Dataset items

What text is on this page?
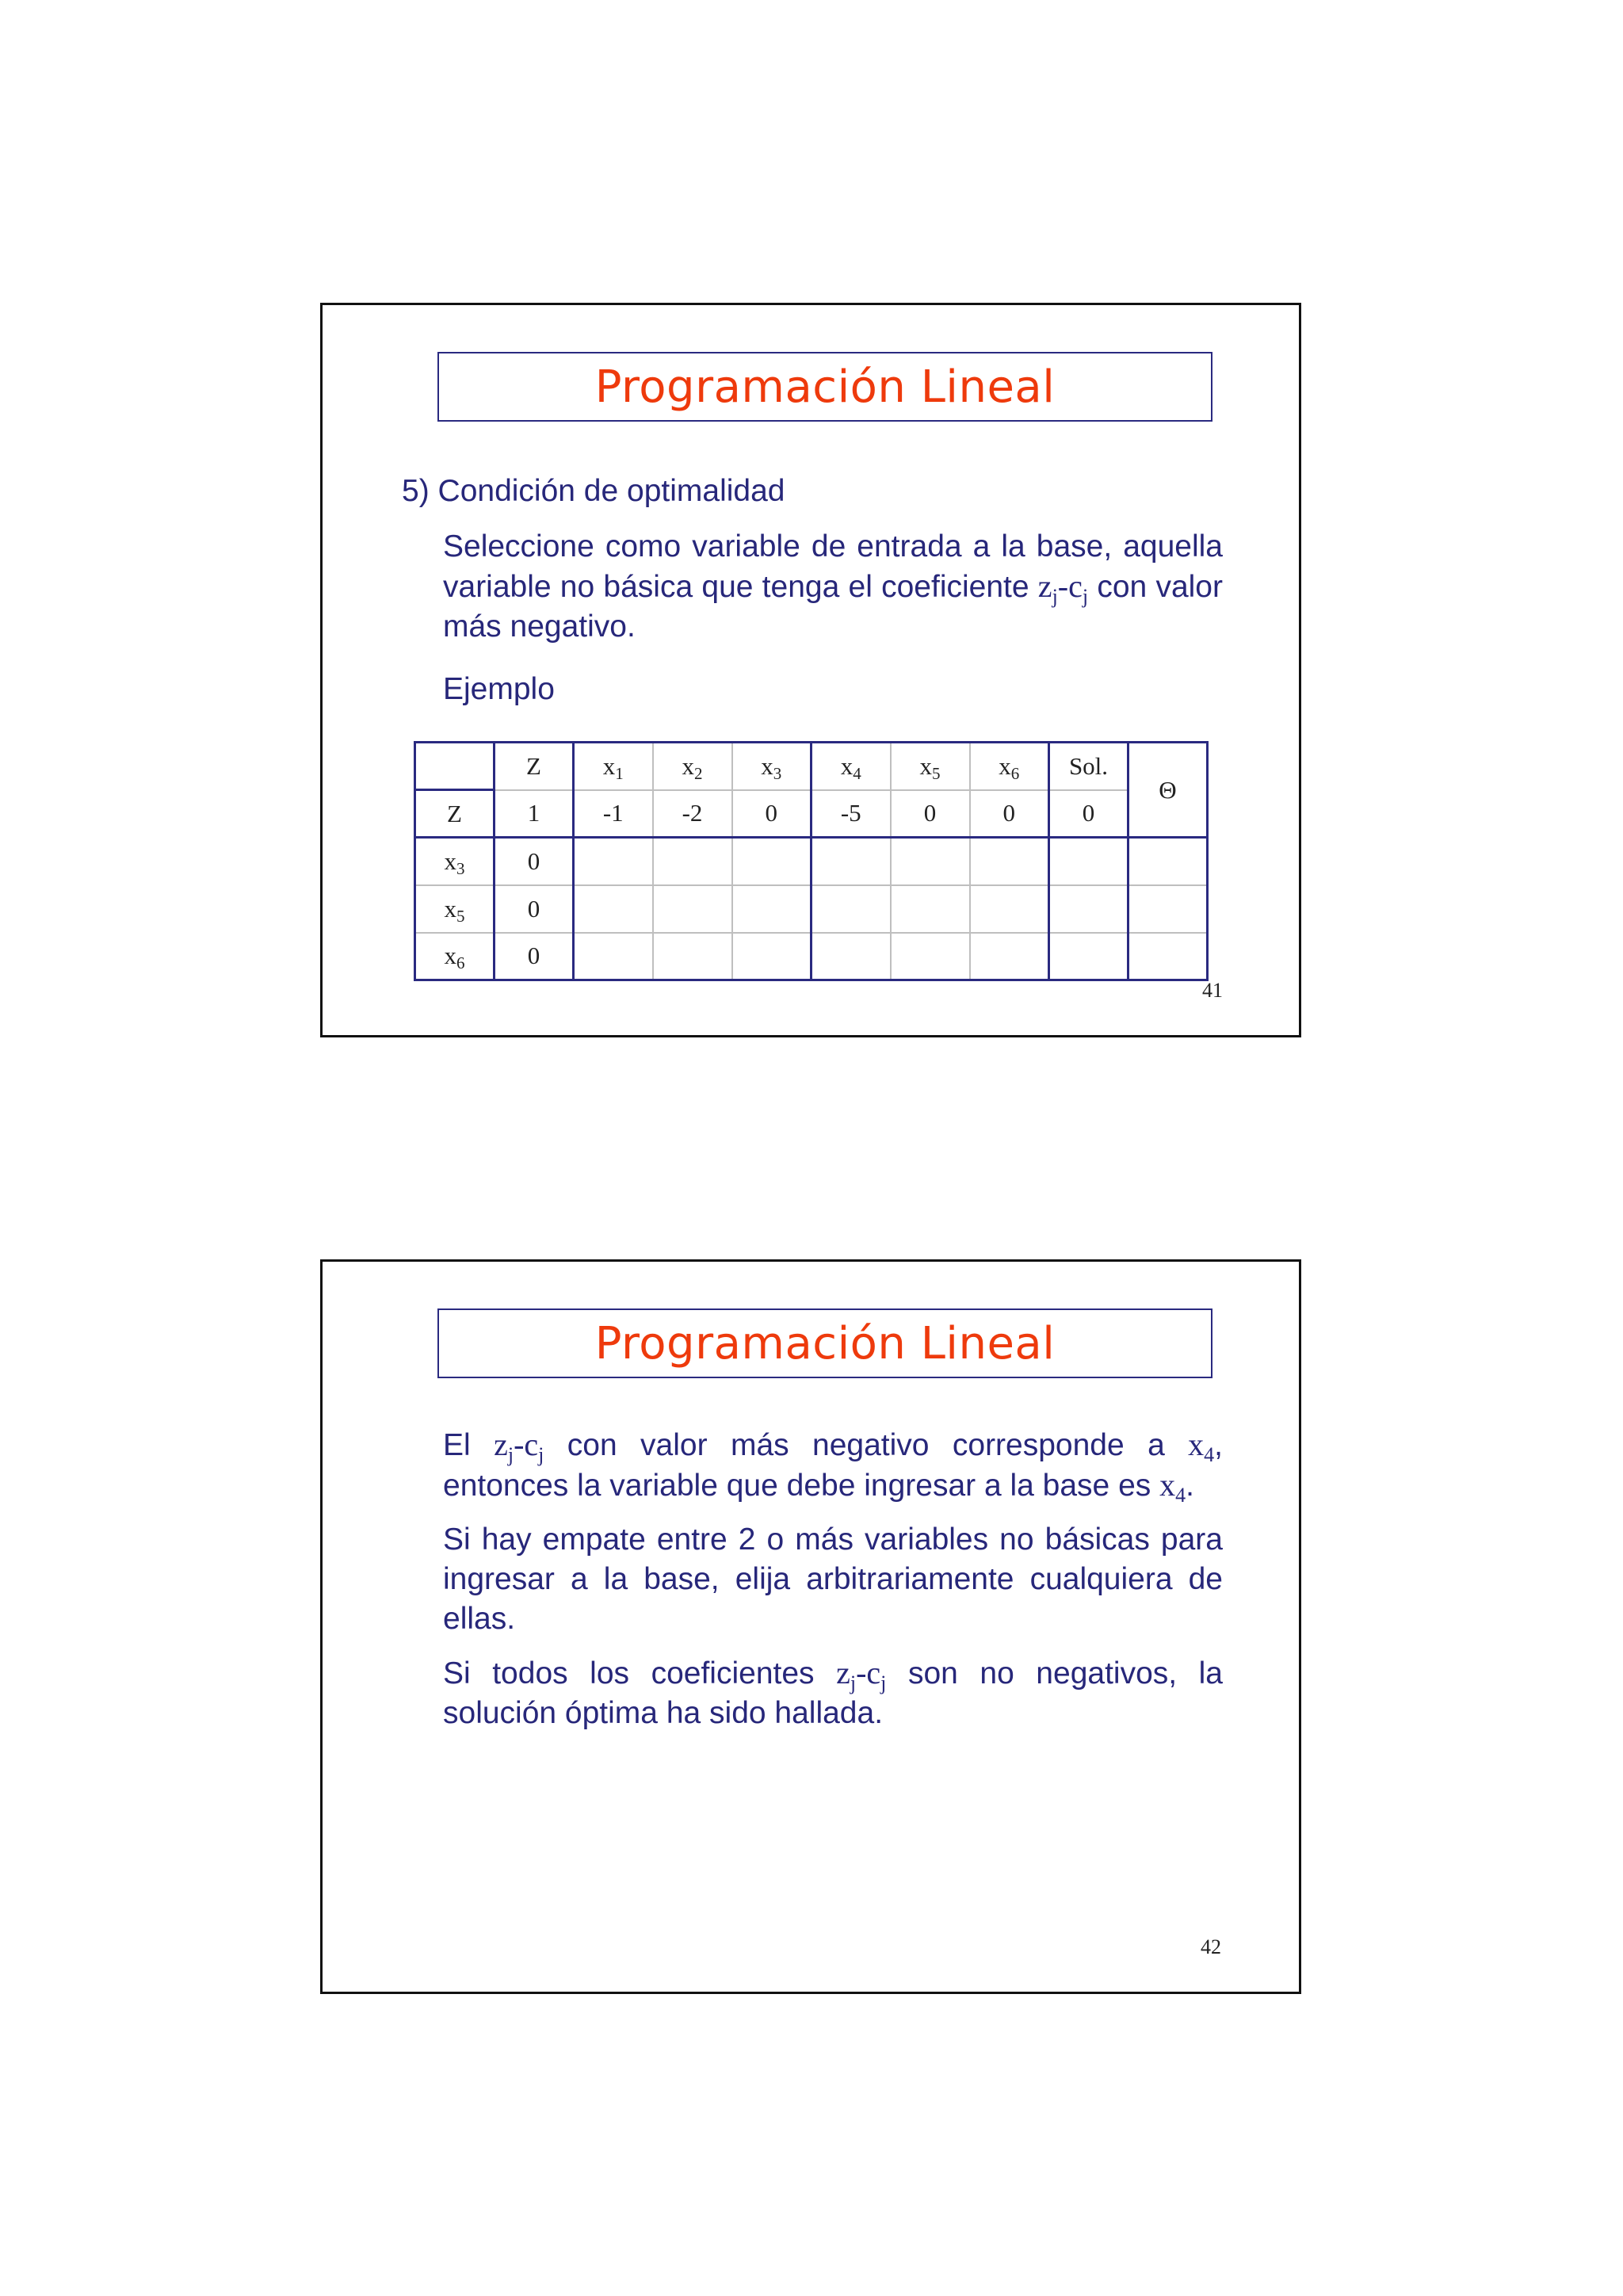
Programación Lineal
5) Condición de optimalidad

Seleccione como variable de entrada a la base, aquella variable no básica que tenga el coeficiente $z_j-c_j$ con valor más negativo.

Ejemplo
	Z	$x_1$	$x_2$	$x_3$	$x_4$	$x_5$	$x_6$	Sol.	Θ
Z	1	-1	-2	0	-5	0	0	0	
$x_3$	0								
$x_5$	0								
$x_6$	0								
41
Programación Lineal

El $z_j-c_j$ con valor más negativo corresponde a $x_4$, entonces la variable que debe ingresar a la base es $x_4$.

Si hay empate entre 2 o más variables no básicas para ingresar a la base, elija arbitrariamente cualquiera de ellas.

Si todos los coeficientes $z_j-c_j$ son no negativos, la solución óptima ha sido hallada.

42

Task objective:
Pictures stay out; repeat all the rest of the records exactly.

Final answer:
What text is on this page?
Programación Lineal
5) Condición de optimalidad

Seleccione como variable de entrada a la base, aquella variable no básica que tenga el coeficiente $z_j-c_j$ con valor más negativo.

Ejemplo
	Z	$x_1$	$x_2$	$x_3$	$x_4$	$x_5$	$x_6$	Sol.	Θ
Z	1	-1	-2	0	-5	0	0	0	
$x_3$	0								
$x_5$	0								
$x_6$	0								
41
Programación Lineal

El $z_j-c_j$ con valor más negativo corresponde a $x_4$, entonces la variable que debe ingresar a la base es $x_4$.

Si hay empate entre 2 o más variables no básicas para ingresar a la base, elija arbitrariamente cualquiera de ellas.

Si todos los coeficientes $z_j-c_j$ son no negativos, la solución óptima ha sido hallada.

42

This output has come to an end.